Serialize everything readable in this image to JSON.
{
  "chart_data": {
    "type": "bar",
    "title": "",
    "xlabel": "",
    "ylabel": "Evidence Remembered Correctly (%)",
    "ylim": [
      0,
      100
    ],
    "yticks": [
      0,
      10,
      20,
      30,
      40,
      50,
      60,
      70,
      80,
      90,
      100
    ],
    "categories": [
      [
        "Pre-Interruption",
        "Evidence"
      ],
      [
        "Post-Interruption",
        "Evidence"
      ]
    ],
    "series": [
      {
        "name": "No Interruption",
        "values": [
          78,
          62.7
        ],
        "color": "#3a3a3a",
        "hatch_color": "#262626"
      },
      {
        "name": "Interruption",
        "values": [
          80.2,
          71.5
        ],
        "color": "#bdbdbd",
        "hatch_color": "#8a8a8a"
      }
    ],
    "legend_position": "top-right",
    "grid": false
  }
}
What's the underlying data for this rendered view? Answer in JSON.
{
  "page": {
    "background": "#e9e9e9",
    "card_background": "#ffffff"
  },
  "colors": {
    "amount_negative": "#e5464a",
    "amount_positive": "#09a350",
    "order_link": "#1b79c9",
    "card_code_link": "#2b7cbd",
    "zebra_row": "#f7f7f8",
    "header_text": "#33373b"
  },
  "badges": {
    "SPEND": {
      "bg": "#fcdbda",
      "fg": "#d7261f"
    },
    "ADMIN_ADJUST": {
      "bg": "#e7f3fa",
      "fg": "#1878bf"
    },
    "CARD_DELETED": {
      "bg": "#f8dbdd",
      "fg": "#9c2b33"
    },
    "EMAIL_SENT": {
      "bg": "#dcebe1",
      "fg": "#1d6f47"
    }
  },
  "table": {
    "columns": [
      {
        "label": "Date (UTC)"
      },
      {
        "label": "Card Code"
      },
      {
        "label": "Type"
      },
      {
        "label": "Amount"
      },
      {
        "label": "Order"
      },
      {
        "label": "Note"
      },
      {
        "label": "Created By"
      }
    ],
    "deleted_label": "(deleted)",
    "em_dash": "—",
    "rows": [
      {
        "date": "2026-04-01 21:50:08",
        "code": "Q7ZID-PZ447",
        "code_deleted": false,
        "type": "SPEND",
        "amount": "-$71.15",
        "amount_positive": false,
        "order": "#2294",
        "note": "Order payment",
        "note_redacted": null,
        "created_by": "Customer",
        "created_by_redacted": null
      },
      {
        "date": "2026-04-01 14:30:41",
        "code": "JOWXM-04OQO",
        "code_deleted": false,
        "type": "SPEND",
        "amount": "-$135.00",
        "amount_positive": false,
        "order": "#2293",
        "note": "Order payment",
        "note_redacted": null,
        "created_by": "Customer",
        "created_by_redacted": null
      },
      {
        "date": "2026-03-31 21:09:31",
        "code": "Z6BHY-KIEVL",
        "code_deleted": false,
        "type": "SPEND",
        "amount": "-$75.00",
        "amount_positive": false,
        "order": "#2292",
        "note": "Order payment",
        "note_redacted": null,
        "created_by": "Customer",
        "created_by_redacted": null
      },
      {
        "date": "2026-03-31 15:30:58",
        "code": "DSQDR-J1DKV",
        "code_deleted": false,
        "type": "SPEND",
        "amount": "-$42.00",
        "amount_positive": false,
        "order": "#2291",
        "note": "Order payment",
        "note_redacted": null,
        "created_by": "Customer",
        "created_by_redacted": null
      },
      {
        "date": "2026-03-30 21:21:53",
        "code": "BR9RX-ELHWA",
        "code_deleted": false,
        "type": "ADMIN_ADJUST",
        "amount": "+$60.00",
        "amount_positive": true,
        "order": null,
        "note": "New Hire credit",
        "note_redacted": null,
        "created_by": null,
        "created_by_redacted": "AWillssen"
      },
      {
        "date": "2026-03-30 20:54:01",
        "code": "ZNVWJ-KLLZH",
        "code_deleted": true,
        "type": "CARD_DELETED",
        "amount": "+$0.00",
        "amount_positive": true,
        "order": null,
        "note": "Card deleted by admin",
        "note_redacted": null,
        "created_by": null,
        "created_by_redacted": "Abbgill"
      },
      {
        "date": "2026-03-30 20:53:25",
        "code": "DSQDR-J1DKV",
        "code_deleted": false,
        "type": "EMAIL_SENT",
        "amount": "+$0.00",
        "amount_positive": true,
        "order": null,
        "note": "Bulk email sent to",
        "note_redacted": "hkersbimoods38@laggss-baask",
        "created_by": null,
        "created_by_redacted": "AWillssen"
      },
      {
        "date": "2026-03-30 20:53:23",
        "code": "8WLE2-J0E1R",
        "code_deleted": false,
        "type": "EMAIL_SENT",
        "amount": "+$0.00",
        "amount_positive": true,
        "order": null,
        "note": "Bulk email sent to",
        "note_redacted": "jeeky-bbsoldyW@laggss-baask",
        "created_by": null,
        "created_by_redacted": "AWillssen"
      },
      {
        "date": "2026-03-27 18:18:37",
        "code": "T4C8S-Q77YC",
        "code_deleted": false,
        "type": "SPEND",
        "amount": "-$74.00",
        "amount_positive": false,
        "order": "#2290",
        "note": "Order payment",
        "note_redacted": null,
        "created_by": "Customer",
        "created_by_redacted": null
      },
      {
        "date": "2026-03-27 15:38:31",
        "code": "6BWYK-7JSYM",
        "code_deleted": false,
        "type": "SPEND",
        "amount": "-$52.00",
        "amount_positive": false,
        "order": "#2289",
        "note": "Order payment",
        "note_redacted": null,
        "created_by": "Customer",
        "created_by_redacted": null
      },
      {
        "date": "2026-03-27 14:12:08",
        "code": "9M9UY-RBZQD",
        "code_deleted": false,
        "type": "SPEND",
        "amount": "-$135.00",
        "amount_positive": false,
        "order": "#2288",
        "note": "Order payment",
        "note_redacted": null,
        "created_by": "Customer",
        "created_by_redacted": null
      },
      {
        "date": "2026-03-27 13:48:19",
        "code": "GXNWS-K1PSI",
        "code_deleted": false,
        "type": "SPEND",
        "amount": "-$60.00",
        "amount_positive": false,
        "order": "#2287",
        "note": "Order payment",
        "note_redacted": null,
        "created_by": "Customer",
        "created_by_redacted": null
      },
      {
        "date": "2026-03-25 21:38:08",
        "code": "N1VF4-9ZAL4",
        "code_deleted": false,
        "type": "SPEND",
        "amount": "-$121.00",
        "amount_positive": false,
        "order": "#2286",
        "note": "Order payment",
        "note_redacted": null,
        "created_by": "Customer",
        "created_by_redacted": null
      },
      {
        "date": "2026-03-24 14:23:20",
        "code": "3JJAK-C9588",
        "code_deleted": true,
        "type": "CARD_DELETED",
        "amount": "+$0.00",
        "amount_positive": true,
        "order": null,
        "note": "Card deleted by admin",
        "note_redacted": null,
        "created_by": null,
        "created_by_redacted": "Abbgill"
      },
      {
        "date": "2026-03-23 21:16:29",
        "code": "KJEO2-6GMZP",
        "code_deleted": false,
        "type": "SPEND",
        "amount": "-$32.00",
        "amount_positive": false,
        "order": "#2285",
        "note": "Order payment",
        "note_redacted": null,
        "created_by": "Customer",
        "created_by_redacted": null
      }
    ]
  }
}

---

Retype the data exactly as given.

Serialize everything readable in this image to JSON.
{
  "chart_data": {
    "type": "bar",
    "title": "",
    "xlabel": "",
    "ylabel": "Evidence Remembered Correctly (%)",
    "ylim": [
      0,
      100
    ],
    "yticks": [
      0,
      10,
      20,
      30,
      40,
      50,
      60,
      70,
      80,
      90,
      100
    ],
    "categories": [
      [
        "Pre-Interruption",
        "Evidence"
      ],
      [
        "Post-Interruption",
        "Evidence"
      ]
    ],
    "series": [
      {
        "name": "No Interruption",
        "values": [
          78,
          62.7
        ],
        "color": "#3a3a3a",
        "hatch_color": "#262626"
      },
      {
        "name": "Interruption",
        "values": [
          80.2,
          71.5
        ],
        "color": "#bdbdbd",
        "hatch_color": "#8a8a8a"
      }
    ],
    "legend_position": "top-right",
    "grid": false
  }
}
What's the underlying data for this rendered view? Answer in JSON.
{
  "page": {
    "background": "#e9e9e9",
    "card_background": "#ffffff"
  },
  "colors": {
    "amount_negative": "#e5464a",
    "amount_positive": "#09a350",
    "order_link": "#1b79c9",
    "card_code_link": "#2b7cbd",
    "zebra_row": "#f7f7f8",
    "header_text": "#33373b"
  },
  "badges": {
    "SPEND": {
      "bg": "#fcdbda",
      "fg": "#d7261f"
    },
    "ADMIN_ADJUST": {
      "bg": "#e7f3fa",
      "fg": "#1878bf"
    },
    "CARD_DELETED": {
      "bg": "#f8dbdd",
      "fg": "#9c2b33"
    },
    "EMAIL_SENT": {
      "bg": "#dcebe1",
      "fg": "#1d6f47"
    }
  },
  "table": {
    "columns": [
      {
        "label": "Date (UTC)"
      },
      {
        "label": "Card Code"
      },
      {
        "label": "Type"
      },
      {
        "label": "Amount"
      },
      {
        "label": "Order"
      },
      {
        "label": "Note"
      },
      {
        "label": "Created By"
      }
    ],
    "deleted_label": "(deleted)",
    "em_dash": "—",
    "rows": [
      {
        "date": "2026-04-01 21:50:08",
        "code": "Q7ZID-PZ447",
        "code_deleted": false,
        "type": "SPEND",
        "amount": "-$71.15",
        "amount_positive": false,
        "order": "#2294",
        "note": "Order payment",
        "note_redacted": null,
        "created_by": "Customer",
        "created_by_redacted": null
      },
      {
        "date": "2026-04-01 14:30:41",
        "code": "JOWXM-04OQO",
        "code_deleted": false,
        "type": "SPEND",
        "amount": "-$135.00",
        "amount_positive": false,
        "order": "#2293",
        "note": "Order payment",
        "note_redacted": null,
        "created_by": "Customer",
        "created_by_redacted": null
      },
      {
        "date": "2026-03-31 21:09:31",
        "code": "Z6BHY-KIEVL",
        "code_deleted": false,
        "type": "SPEND",
        "amount": "-$75.00",
        "amount_positive": false,
        "order": "#2292",
        "note": "Order payment",
        "note_redacted": null,
        "created_by": "Customer",
        "created_by_redacted": null
      },
      {
        "date": "2026-03-31 15:30:58",
        "code": "DSQDR-J1DKV",
        "code_deleted": false,
        "type": "SPEND",
        "amount": "-$42.00",
        "amount_positive": false,
        "order": "#2291",
        "note": "Order payment",
        "note_redacted": null,
        "created_by": "Customer",
        "created_by_redacted": null
      },
      {
        "date": "2026-03-30 21:21:53",
        "code": "BR9RX-ELHWA",
        "code_deleted": false,
        "type": "ADMIN_ADJUST",
        "amount": "+$60.00",
        "amount_positive": true,
        "order": null,
        "note": "New Hire credit",
        "note_redacted": null,
        "created_by": null,
        "created_by_redacted": "AWillssen"
      },
      {
        "date": "2026-03-30 20:54:01",
        "code": "ZNVWJ-KLLZH",
        "code_deleted": true,
        "type": "CARD_DELETED",
        "amount": "+$0.00",
        "amount_positive": true,
        "order": null,
        "note": "Card deleted by admin",
        "note_redacted": null,
        "created_by": null,
        "created_by_redacted": "Abbgill"
      },
      {
        "date": "2026-03-30 20:53:25",
        "code": "DSQDR-J1DKV",
        "code_deleted": false,
        "type": "EMAIL_SENT",
        "amount": "+$0.00",
        "amount_positive": true,
        "order": null,
        "note": "Bulk email sent to",
        "note_redacted": "hkersbimoods38@laggss-baask",
        "created_by": null,
        "created_by_redacted": "AWillssen"
      },
      {
        "date": "2026-03-30 20:53:23",
        "code": "8WLE2-J0E1R",
        "code_deleted": false,
        "type": "EMAIL_SENT",
        "amount": "+$0.00",
        "amount_positive": true,
        "order": null,
        "note": "Bulk email sent to",
        "note_redacted": "jeeky-bbsoldyW@laggss-baask",
        "created_by": null,
        "created_by_redacted": "AWillssen"
      },
      {
        "date": "2026-03-27 18:18:37",
        "code": "T4C8S-Q77YC",
        "code_deleted": false,
        "type": "SPEND",
        "amount": "-$74.00",
        "amount_positive": false,
        "order": "#2290",
        "note": "Order payment",
        "note_redacted": null,
        "created_by": "Customer",
        "created_by_redacted": null
      },
      {
        "date": "2026-03-27 15:38:31",
        "code": "6BWYK-7JSYM",
        "code_deleted": false,
        "type": "SPEND",
        "amount": "-$52.00",
        "amount_positive": false,
        "order": "#2289",
        "note": "Order payment",
        "note_redacted": null,
        "created_by": "Customer",
        "created_by_redacted": null
      },
      {
        "date": "2026-03-27 14:12:08",
        "code": "9M9UY-RBZQD",
        "code_deleted": false,
        "type": "SPEND",
        "amount": "-$135.00",
        "amount_positive": false,
        "order": "#2288",
        "note": "Order payment",
        "note_redacted": null,
        "created_by": "Customer",
        "created_by_redacted": null
      },
      {
        "date": "2026-03-27 13:48:19",
        "code": "GXNWS-K1PSI",
        "code_deleted": false,
        "type": "SPEND",
        "amount": "-$60.00",
        "amount_positive": false,
        "order": "#2287",
        "note": "Order payment",
        "note_redacted": null,
        "created_by": "Customer",
        "created_by_redacted": null
      },
      {
        "date": "2026-03-25 21:38:08",
        "code": "N1VF4-9ZAL4",
        "code_deleted": false,
        "type": "SPEND",
        "amount": "-$121.00",
        "amount_positive": false,
        "order": "#2286",
        "note": "Order payment",
        "note_redacted": null,
        "created_by": "Customer",
        "created_by_redacted": null
      },
      {
        "date": "2026-03-24 14:23:20",
        "code": "3JJAK-C9588",
        "code_deleted": true,
        "type": "CARD_DELETED",
        "amount": "+$0.00",
        "amount_positive": true,
        "order": null,
        "note": "Card deleted by admin",
        "note_redacted": null,
        "created_by": null,
        "created_by_redacted": "Abbgill"
      },
      {
        "date": "2026-03-23 21:16:29",
        "code": "KJEO2-6GMZP",
        "code_deleted": false,
        "type": "SPEND",
        "amount": "-$32.00",
        "amount_positive": false,
        "order": "#2285",
        "note": "Order payment",
        "note_redacted": null,
        "created_by": "Customer",
        "created_by_redacted": null
      }
    ]
  }
}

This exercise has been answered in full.